---------- Passage to read
Microsoft Announces Support for MPEG-DASH in Microsoft Media Platform

Microsoft Media Platform will support MPEG-DASH, a recently ratified ISO/IEC standard for dynamic adaptive streaming over HTTP. Microsoft plans to support DASH and other open standards as part of an industry-wide initiative to establish reliable video delivery to Internet connected devices and enable true interoperability between adaptive streaming technologies from different vendors.

Much like Smooth Streaming, DASH uses Extensible Markup Language (XML) to describe media presentations in a manifest file which references media streams stored in ISO Base Media File Format. Combined with the standard HTTP protocol and existing Web content delivery networks, the DASH standard enables a better video experience for end users by automatically adapting to varying client and network conditions during playback.

Taking advantage of similarities between Smooth Streaming and DASH, Windows Azure Media Services will add support for DASH Live Profile later this year so that both Smooth Streaming and DASH devices can access the same live and on-demand video presentations using either manifest format. This will enable a smooth transition to DASH for millions of devices and services currently using Smooth Streaming.

In addition to server-side support, Microsoft will also add support for DASH to all its Smooth Streaming client development kits. The first step will be to enable DASH support in the Smooth Streaming Client for Silverlight, followed by support in Smooth Streaming Client SDKs for Windows 8, iOS, Xbox, Windows Phone and Smooth Streaming Client Porting Kit for embedded devices.
--------------------
» Task instructions
A) Reproduce the MPEG-DASH announcement word for word, everything from "Microsoft Announces Support" down to "conditions during playback.".
B) Answer these questions about the MPEG-DASH announcement:
(i) What language does DASH use to describe media presentations in a manifest file?
(ii) Which DASH profile will Windows Azure Media Services add support for later this year?
(iii) Which client will be the first to get DASH support?
Answer using only the MPEG-DASH announcement.
---------- Dataset
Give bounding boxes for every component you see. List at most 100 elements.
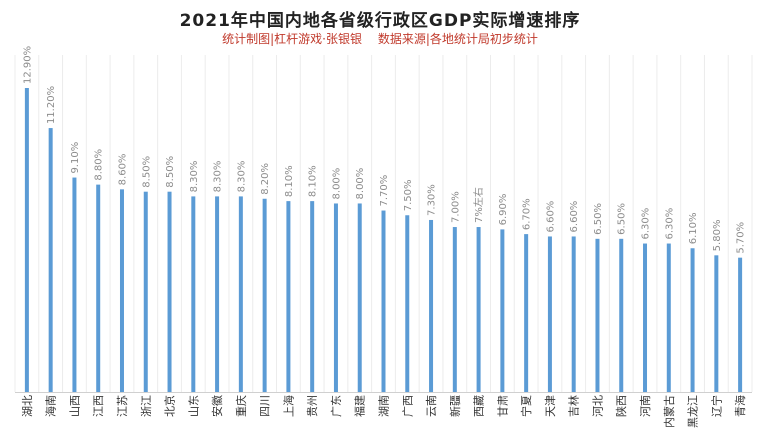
category-label: 海南 <box>44 395 58 417</box>
bars <box>24 88 743 392</box>
category-label: 新疆 <box>448 395 462 417</box>
value-label: 8.20% <box>260 163 271 195</box>
category-label: 贵州 <box>306 395 319 417</box>
chart-title: 2021年中国内地各省级行政区GDP实际增速排序 <box>179 11 581 31</box>
value-label: 8.60% <box>117 154 128 186</box>
bar <box>476 227 481 392</box>
category-label: 上海 <box>281 395 295 417</box>
bar <box>714 255 719 392</box>
category-label: 宁夏 <box>519 395 533 417</box>
value-label: 8.50% <box>141 156 152 188</box>
category-label: 河北 <box>591 395 604 417</box>
category-label: 湖南 <box>378 395 391 417</box>
value-label: 6.30% <box>664 208 675 240</box>
chart-subtitle: 统计制图|杠杆游戏·张银银 数据来源|各地统计局初步统计 <box>0 30 760 47</box>
bar <box>310 201 315 392</box>
value-label: 7.50% <box>403 179 414 211</box>
category-label: 甘肃 <box>496 395 509 417</box>
value-label: 6.50% <box>593 203 604 235</box>
subtitle-data-source: 数据来源|各地统计局初步统计 <box>377 32 538 46</box>
value-label: 8.80% <box>94 149 105 181</box>
category-label: 重庆 <box>234 395 248 417</box>
bar <box>191 196 196 392</box>
category-label: 河南 <box>639 395 652 417</box>
value-label: 7%左右 <box>472 187 485 223</box>
value-label: 7.00% <box>450 191 461 223</box>
value-label: 6.70% <box>522 198 533 230</box>
bar <box>500 229 505 392</box>
category-label: 吉林 <box>567 395 581 417</box>
bar <box>215 196 220 392</box>
value-label: 8.10% <box>284 165 295 197</box>
bar <box>357 203 362 392</box>
value-label: 8.30% <box>189 161 200 193</box>
value-label: 8.50% <box>165 156 176 188</box>
category-label: 浙江 <box>140 395 153 417</box>
bar <box>595 238 600 392</box>
bar <box>452 227 457 392</box>
value-label: 8.10% <box>308 165 319 197</box>
category-label: 山西 <box>68 395 81 417</box>
value-label: 7.70% <box>379 175 390 207</box>
category-label: 江苏 <box>116 395 129 417</box>
category-label: 青海 <box>733 395 747 417</box>
bar <box>286 201 291 392</box>
category-label: 广西 <box>401 395 414 417</box>
value-label: 6.30% <box>641 208 652 240</box>
bar <box>571 236 576 392</box>
category-label: 湖北 <box>21 395 34 417</box>
bar <box>666 243 671 392</box>
bar <box>381 210 386 392</box>
bar <box>24 88 29 392</box>
category-label: 辽宁 <box>709 395 723 417</box>
bar <box>643 243 648 392</box>
category-label: 内蒙古 <box>662 395 676 428</box>
value-label: 6.10% <box>688 212 699 244</box>
bar <box>429 219 434 392</box>
value-label: 7.30% <box>427 184 438 216</box>
value-labels: 12.90% 11.20% 9.10% 8.80% 8.60% 8.50% 8.50% 8.3… <box>22 46 746 254</box>
value-label: 6.90% <box>498 194 509 226</box>
bar <box>405 215 410 392</box>
category-label: 山东 <box>187 395 200 417</box>
value-label: 6.60% <box>545 201 556 233</box>
category-label: 天津 <box>544 395 557 417</box>
bar <box>167 191 172 392</box>
bar <box>547 236 552 392</box>
value-label: 8.30% <box>236 161 247 193</box>
category-label: 广东 <box>330 395 343 417</box>
category-label: 北京 <box>163 395 177 417</box>
value-label: 8.00% <box>331 168 342 200</box>
value-label: 8.00% <box>355 168 366 200</box>
value-label: 6.50% <box>617 203 628 235</box>
value-label: 11.20% <box>46 86 57 124</box>
bar <box>72 177 77 392</box>
value-label: 12.90% <box>22 46 33 84</box>
category-label: 黑龙江 <box>687 395 700 428</box>
bar <box>619 238 624 392</box>
bar <box>48 128 53 392</box>
value-label: 6.60% <box>569 201 580 233</box>
bar <box>262 198 267 392</box>
category-label: 安徽 <box>210 395 224 417</box>
bar <box>96 184 101 392</box>
category-labels: 湖北 海南 山西 江西 江苏 浙江 北京 山东 安徽 重庆 四川 上海 贵州 广东 福建 湖南 广西 云南 新疆 西藏… <box>21 395 747 428</box>
category-label: 江西 <box>92 395 105 417</box>
value-label: 8.30% <box>213 161 224 193</box>
bar <box>143 191 148 392</box>
bar <box>238 196 243 392</box>
category-label: 云南 <box>425 395 438 417</box>
bar <box>119 189 124 392</box>
bar <box>333 203 338 392</box>
category-label: 西藏 <box>473 395 486 417</box>
bar <box>690 248 695 392</box>
category-label: 福建 <box>353 395 367 417</box>
category-label: 陕西 <box>614 395 628 417</box>
grid-lines <box>14 55 753 392</box>
category-label: 四川 <box>259 395 272 417</box>
bar <box>738 257 743 392</box>
value-label: 5.70% <box>736 222 747 254</box>
value-label: 9.10% <box>70 142 81 174</box>
bar <box>524 234 529 392</box>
--------------------
» Solutions per task
A)
Microsoft Announces Support for MPEG-DASH in Microsoft Media Platform

Microsoft Media Platform will support MPEG-DASH, a recently ratified ISO/IEC standard for dynamic adaptive streaming over HTTP. Microsoft plans to support DASH and other open standards as part of an industry-wide initiative to establish reliable video delivery to Internet connected devices and enable true interoperability between adaptive streaming technologies from different vendors.

Much like Smooth Streaming, DASH uses Extensible Markup Language (XML) to describe media presentations in a manifest file which references media streams stored in ISO Base Media File Format. Combined with the standard HTTP protocol and existing Web content delivery networks, the DASH standard enables a better video experience for end users by automatically adapting to varying client and network conditions during playback.

B)
(i) Extensible Markup Language (XML)
(ii) DASH Live Profile
(iii) The Smooth Streaming Client for Silverlight